Raw data:

──────

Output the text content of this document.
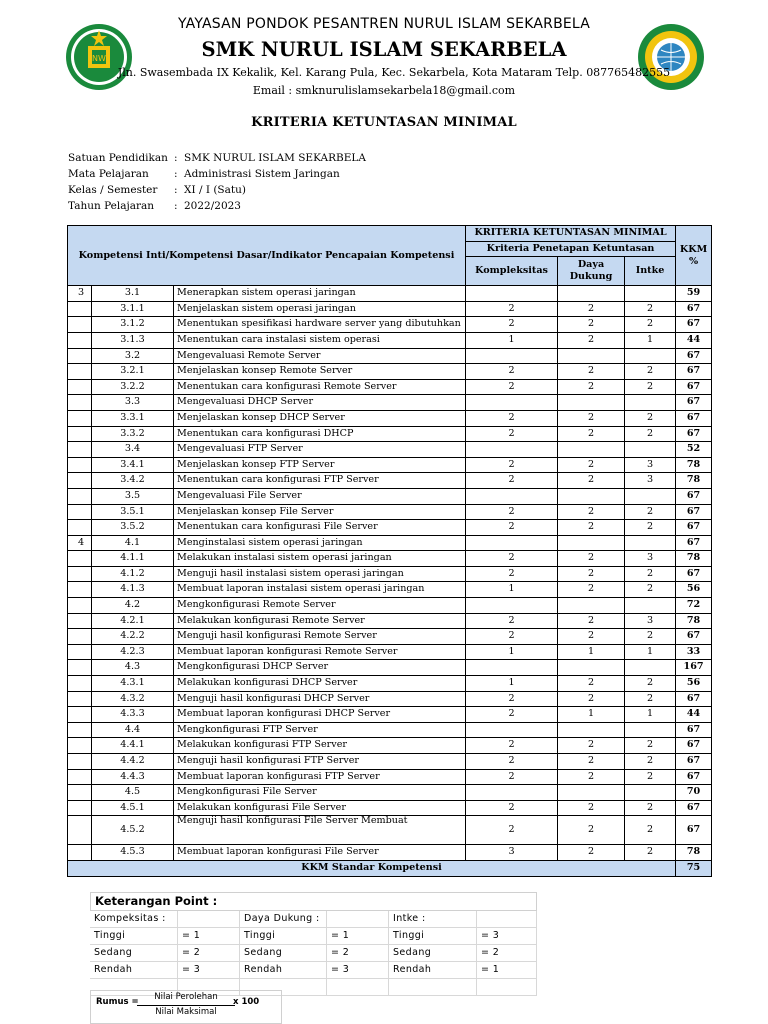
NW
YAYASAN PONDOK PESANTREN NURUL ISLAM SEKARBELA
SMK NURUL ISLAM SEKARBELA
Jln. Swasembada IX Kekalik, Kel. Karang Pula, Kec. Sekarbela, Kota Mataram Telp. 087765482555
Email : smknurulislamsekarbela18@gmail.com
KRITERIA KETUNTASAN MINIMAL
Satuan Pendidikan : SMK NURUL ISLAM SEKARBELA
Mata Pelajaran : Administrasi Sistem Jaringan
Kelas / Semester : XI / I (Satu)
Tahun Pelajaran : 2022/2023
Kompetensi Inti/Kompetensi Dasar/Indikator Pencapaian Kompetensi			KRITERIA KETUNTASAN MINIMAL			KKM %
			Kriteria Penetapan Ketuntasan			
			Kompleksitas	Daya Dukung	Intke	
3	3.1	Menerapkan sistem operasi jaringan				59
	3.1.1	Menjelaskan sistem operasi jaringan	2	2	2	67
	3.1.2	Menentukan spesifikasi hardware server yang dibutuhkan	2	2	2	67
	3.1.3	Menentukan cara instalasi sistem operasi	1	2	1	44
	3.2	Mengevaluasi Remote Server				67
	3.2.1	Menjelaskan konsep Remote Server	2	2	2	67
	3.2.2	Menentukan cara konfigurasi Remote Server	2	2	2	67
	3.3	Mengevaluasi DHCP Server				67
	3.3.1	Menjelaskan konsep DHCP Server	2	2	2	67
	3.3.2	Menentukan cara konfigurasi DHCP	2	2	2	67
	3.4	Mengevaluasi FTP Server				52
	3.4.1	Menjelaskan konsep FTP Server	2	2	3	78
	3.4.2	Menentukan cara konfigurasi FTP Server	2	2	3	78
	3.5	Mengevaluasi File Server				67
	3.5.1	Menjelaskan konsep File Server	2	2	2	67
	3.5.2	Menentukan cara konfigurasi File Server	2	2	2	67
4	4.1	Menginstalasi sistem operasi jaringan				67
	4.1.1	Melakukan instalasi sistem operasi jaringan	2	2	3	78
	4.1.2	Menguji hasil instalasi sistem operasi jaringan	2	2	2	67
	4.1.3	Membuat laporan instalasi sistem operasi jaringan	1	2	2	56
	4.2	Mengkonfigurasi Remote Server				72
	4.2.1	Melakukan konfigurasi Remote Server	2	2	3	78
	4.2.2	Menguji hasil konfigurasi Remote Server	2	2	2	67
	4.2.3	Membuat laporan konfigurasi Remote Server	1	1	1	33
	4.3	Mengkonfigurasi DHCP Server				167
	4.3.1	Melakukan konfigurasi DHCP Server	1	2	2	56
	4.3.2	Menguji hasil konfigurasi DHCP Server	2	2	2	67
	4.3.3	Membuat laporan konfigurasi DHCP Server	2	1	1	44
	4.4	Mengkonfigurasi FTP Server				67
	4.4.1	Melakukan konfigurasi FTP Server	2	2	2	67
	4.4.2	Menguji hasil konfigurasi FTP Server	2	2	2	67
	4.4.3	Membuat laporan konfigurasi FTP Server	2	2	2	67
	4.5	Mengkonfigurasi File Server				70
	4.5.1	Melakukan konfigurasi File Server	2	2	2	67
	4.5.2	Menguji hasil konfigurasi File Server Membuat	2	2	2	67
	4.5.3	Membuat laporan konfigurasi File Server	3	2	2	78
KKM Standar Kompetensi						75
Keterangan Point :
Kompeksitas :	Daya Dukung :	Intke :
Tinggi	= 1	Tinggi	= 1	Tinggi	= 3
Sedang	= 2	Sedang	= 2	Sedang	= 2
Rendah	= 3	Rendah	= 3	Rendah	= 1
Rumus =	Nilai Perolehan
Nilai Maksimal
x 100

──────

The request: All of the data above should be transcribed verbatim, with pictures omitted.

Solved exercise:
Output the text content of this document.
NW
YAYASAN PONDOK PESANTREN NURUL ISLAM SEKARBELA
SMK NURUL ISLAM SEKARBELA
Jln. Swasembada IX Kekalik, Kel. Karang Pula, Kec. Sekarbela, Kota Mataram Telp. 087765482555
Email : smknurulislamsekarbela18@gmail.com
KRITERIA KETUNTASAN MINIMAL
Satuan Pendidikan : SMK NURUL ISLAM SEKARBELA
Mata Pelajaran : Administrasi Sistem Jaringan
Kelas / Semester : XI / I (Satu)
Tahun Pelajaran : 2022/2023
Kompetensi Inti/Kompetensi Dasar/Indikator Pencapaian Kompetensi			KRITERIA KETUNTASAN MINIMAL			KKM %
			Kriteria Penetapan Ketuntasan			
			Kompleksitas	Daya Dukung	Intke	
3	3.1	Menerapkan sistem operasi jaringan				59
	3.1.1	Menjelaskan sistem operasi jaringan	2	2	2	67
	3.1.2	Menentukan spesifikasi hardware server yang dibutuhkan	2	2	2	67
	3.1.3	Menentukan cara instalasi sistem operasi	1	2	1	44
	3.2	Mengevaluasi Remote Server				67
	3.2.1	Menjelaskan konsep Remote Server	2	2	2	67
	3.2.2	Menentukan cara konfigurasi Remote Server	2	2	2	67
	3.3	Mengevaluasi DHCP Server				67
	3.3.1	Menjelaskan konsep DHCP Server	2	2	2	67
	3.3.2	Menentukan cara konfigurasi DHCP	2	2	2	67
	3.4	Mengevaluasi FTP Server				52
	3.4.1	Menjelaskan konsep FTP Server	2	2	3	78
	3.4.2	Menentukan cara konfigurasi FTP Server	2	2	3	78
	3.5	Mengevaluasi File Server				67
	3.5.1	Menjelaskan konsep File Server	2	2	2	67
	3.5.2	Menentukan cara konfigurasi File Server	2	2	2	67
4	4.1	Menginstalasi sistem operasi jaringan				67
	4.1.1	Melakukan instalasi sistem operasi jaringan	2	2	3	78
	4.1.2	Menguji hasil instalasi sistem operasi jaringan	2	2	2	67
	4.1.3	Membuat laporan instalasi sistem operasi jaringan	1	2	2	56
	4.2	Mengkonfigurasi Remote Server				72
	4.2.1	Melakukan konfigurasi Remote Server	2	2	3	78
	4.2.2	Menguji hasil konfigurasi Remote Server	2	2	2	67
	4.2.3	Membuat laporan konfigurasi Remote Server	1	1	1	33
	4.3	Mengkonfigurasi DHCP Server				167
	4.3.1	Melakukan konfigurasi DHCP Server	1	2	2	56
	4.3.2	Menguji hasil konfigurasi DHCP Server	2	2	2	67
	4.3.3	Membuat laporan konfigurasi DHCP Server	2	1	1	44
	4.4	Mengkonfigurasi FTP Server				67
	4.4.1	Melakukan konfigurasi FTP Server	2	2	2	67
	4.4.2	Menguji hasil konfigurasi FTP Server	2	2	2	67
	4.4.3	Membuat laporan konfigurasi FTP Server	2	2	2	67
	4.5	Mengkonfigurasi File Server				70
	4.5.1	Melakukan konfigurasi File Server	2	2	2	67
	4.5.2	Menguji hasil konfigurasi File Server Membuat	2	2	2	67
	4.5.3	Membuat laporan konfigurasi File Server	3	2	2	78
KKM Standar Kompetensi						75
Keterangan Point :
Kompeksitas :	Daya Dukung :	Intke :
Tinggi	= 1	Tinggi	= 1	Tinggi	= 3
Sedang	= 2	Sedang	= 2	Sedang	= 2
Rendah	= 3	Rendah	= 3	Rendah	= 1
Rumus =	Nilai Perolehan
Nilai Maksimal
x 100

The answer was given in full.